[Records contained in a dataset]
============

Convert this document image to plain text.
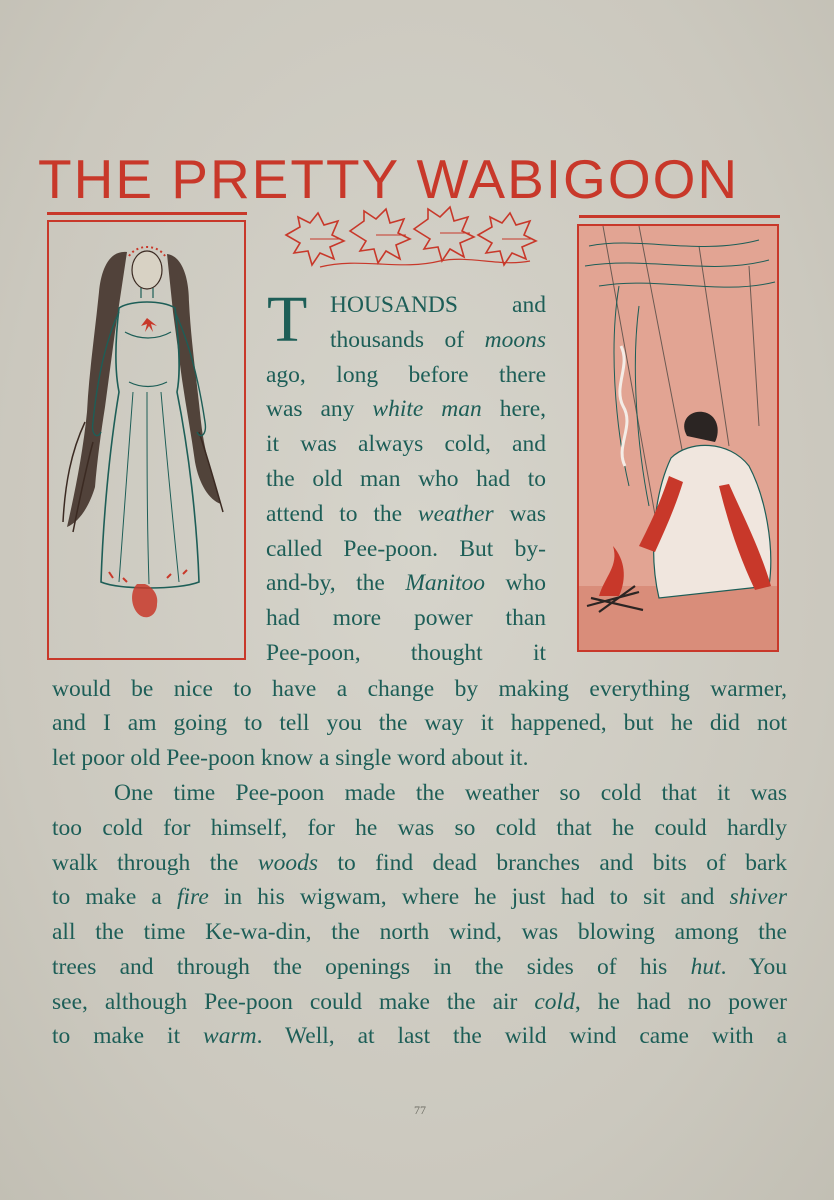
THE PRETTY WABIGOON
T HOUSANDS and

thousands of moons

ago, long before there

was any white man here,

it was always cold, and

the old man who had to

attend to the weather was

called Pee-poon. But by-

and-by, the Manitoo who

had more power than

Pee-poon, thought it

would be nice to have a change by making everything warmer,

and I am going to tell you the way it happened, but he did not

let poor old Pee-poon know a single word about it.

One time Pee-poon made the weather so cold that it was

too cold for himself, for he was so cold that he could hardly

walk through the woods to find dead branches and bits of bark

to make a fire in his wigwam, where he just had to sit and shiver

all the time Ke-wa-din, the north wind, was blowing among the

trees and through the openings in the sides of his hut. You

see, although Pee-poon could make the air cold, he had no power

to make it warm. Well, at last the wild wind came with a

77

============

EXERCISE DIRECTIONS
From the listing, copy each line containing the word "weather".

TASK OUTPUT
attend to the weather was
One time Pee-poon made the weather so cold that it was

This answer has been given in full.